**SOURCE MATERIAL**
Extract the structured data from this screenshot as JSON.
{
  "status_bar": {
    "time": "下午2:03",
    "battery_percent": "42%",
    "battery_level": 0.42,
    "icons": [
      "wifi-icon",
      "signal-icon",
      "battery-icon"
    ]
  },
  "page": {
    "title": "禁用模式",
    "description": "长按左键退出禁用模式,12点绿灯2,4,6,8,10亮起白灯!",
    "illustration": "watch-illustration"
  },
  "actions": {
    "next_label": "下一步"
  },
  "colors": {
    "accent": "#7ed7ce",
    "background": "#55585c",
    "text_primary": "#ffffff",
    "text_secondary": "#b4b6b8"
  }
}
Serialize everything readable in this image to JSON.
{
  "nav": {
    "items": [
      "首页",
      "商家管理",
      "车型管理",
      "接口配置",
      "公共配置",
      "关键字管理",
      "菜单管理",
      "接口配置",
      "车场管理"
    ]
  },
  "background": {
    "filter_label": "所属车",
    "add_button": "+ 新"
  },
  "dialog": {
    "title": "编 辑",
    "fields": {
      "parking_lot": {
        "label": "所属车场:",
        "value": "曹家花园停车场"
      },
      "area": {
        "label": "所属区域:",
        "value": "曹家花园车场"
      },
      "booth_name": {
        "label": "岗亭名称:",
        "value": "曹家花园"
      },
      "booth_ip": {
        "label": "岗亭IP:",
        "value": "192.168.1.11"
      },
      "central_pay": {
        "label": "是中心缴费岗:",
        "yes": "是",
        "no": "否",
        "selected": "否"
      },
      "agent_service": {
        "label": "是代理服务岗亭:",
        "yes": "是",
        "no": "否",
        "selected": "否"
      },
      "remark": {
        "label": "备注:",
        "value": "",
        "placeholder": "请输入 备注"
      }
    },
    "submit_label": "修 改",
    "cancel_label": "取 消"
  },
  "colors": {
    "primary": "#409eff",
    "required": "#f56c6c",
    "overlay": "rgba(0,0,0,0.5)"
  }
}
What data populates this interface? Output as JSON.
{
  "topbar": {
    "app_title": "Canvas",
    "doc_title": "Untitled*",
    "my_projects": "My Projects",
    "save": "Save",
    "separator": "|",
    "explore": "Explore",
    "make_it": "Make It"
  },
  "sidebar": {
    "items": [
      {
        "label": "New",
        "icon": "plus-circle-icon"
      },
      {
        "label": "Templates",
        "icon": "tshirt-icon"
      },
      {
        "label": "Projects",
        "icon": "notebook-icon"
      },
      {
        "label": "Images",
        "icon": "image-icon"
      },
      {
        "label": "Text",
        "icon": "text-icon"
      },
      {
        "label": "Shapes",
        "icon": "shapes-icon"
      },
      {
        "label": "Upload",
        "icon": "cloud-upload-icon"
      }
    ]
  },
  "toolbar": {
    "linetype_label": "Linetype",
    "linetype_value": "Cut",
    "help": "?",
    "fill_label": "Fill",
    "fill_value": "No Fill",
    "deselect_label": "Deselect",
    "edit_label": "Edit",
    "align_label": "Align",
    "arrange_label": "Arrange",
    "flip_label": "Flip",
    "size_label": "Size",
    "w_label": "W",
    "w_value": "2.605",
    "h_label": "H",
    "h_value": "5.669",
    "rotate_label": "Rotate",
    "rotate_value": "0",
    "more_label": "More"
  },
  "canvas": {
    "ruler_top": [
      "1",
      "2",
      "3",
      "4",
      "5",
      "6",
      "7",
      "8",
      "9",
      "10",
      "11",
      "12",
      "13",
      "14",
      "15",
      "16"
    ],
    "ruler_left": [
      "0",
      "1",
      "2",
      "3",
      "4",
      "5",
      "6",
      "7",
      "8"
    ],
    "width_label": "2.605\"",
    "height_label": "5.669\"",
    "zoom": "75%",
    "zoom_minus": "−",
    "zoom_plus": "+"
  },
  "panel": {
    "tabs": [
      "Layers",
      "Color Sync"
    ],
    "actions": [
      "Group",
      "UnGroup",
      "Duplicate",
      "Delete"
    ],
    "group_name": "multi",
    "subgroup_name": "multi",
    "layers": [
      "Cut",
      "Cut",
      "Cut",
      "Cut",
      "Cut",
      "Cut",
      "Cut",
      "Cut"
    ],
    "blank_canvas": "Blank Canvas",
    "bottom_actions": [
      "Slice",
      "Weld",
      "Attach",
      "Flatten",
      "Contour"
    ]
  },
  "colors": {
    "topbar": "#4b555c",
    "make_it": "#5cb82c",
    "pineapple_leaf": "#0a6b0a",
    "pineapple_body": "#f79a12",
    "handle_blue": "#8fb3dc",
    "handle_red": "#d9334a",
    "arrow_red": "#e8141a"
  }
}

**SET EXERCISE**
Each record should come back exactly as written.

**WRITTEN RESPONSE**
Extract the structured data from this screenshot as JSON.
{
  "status_bar": {
    "time": "下午2:03",
    "battery_percent": "42%",
    "battery_level": 0.42,
    "icons": [
      "wifi-icon",
      "signal-icon",
      "battery-icon"
    ]
  },
  "page": {
    "title": "禁用模式",
    "description": "长按左键退出禁用模式,12点绿灯2,4,6,8,10亮起白灯!",
    "illustration": "watch-illustration"
  },
  "actions": {
    "next_label": "下一步"
  },
  "colors": {
    "accent": "#7ed7ce",
    "background": "#55585c",
    "text_primary": "#ffffff",
    "text_secondary": "#b4b6b8"
  }
}
Serialize everything readable in this image to JSON.
{
  "nav": {
    "items": [
      "首页",
      "商家管理",
      "车型管理",
      "接口配置",
      "公共配置",
      "关键字管理",
      "菜单管理",
      "接口配置",
      "车场管理"
    ]
  },
  "background": {
    "filter_label": "所属车",
    "add_button": "+ 新"
  },
  "dialog": {
    "title": "编 辑",
    "fields": {
      "parking_lot": {
        "label": "所属车场:",
        "value": "曹家花园停车场"
      },
      "area": {
        "label": "所属区域:",
        "value": "曹家花园车场"
      },
      "booth_name": {
        "label": "岗亭名称:",
        "value": "曹家花园"
      },
      "booth_ip": {
        "label": "岗亭IP:",
        "value": "192.168.1.11"
      },
      "central_pay": {
        "label": "是中心缴费岗:",
        "yes": "是",
        "no": "否",
        "selected": "否"
      },
      "agent_service": {
        "label": "是代理服务岗亭:",
        "yes": "是",
        "no": "否",
        "selected": "否"
      },
      "remark": {
        "label": "备注:",
        "value": "",
        "placeholder": "请输入 备注"
      }
    },
    "submit_label": "修 改",
    "cancel_label": "取 消"
  },
  "colors": {
    "primary": "#409eff",
    "required": "#f56c6c",
    "overlay": "rgba(0,0,0,0.5)"
  }
}
What data populates this interface? Output as JSON.
{
  "topbar": {
    "app_title": "Canvas",
    "doc_title": "Untitled*",
    "my_projects": "My Projects",
    "save": "Save",
    "separator": "|",
    "explore": "Explore",
    "make_it": "Make It"
  },
  "sidebar": {
    "items": [
      {
        "label": "New",
        "icon": "plus-circle-icon"
      },
      {
        "label": "Templates",
        "icon": "tshirt-icon"
      },
      {
        "label": "Projects",
        "icon": "notebook-icon"
      },
      {
        "label": "Images",
        "icon": "image-icon"
      },
      {
        "label": "Text",
        "icon": "text-icon"
      },
      {
        "label": "Shapes",
        "icon": "shapes-icon"
      },
      {
        "label": "Upload",
        "icon": "cloud-upload-icon"
      }
    ]
  },
  "toolbar": {
    "linetype_label": "Linetype",
    "linetype_value": "Cut",
    "help": "?",
    "fill_label": "Fill",
    "fill_value": "No Fill",
    "deselect_label": "Deselect",
    "edit_label": "Edit",
    "align_label": "Align",
    "arrange_label": "Arrange",
    "flip_label": "Flip",
    "size_label": "Size",
    "w_label": "W",
    "w_value": "2.605",
    "h_label": "H",
    "h_value": "5.669",
    "rotate_label": "Rotate",
    "rotate_value": "0",
    "more_label": "More"
  },
  "canvas": {
    "ruler_top": [
      "1",
      "2",
      "3",
      "4",
      "5",
      "6",
      "7",
      "8",
      "9",
      "10",
      "11",
      "12",
      "13",
      "14",
      "15",
      "16"
    ],
    "ruler_left": [
      "0",
      "1",
      "2",
      "3",
      "4",
      "5",
      "6",
      "7",
      "8"
    ],
    "width_label": "2.605\"",
    "height_label": "5.669\"",
    "zoom": "75%",
    "zoom_minus": "−",
    "zoom_plus": "+"
  },
  "panel": {
    "tabs": [
      "Layers",
      "Color Sync"
    ],
    "actions": [
      "Group",
      "UnGroup",
      "Duplicate",
      "Delete"
    ],
    "group_name": "multi",
    "subgroup_name": "multi",
    "layers": [
      "Cut",
      "Cut",
      "Cut",
      "Cut",
      "Cut",
      "Cut",
      "Cut",
      "Cut"
    ],
    "blank_canvas": "Blank Canvas",
    "bottom_actions": [
      "Slice",
      "Weld",
      "Attach",
      "Flatten",
      "Contour"
    ]
  },
  "colors": {
    "topbar": "#4b555c",
    "make_it": "#5cb82c",
    "pineapple_leaf": "#0a6b0a",
    "pineapple_body": "#f79a12",
    "handle_blue": "#8fb3dc",
    "handle_red": "#d9334a",
    "arrow_red": "#e8141a"
  }
}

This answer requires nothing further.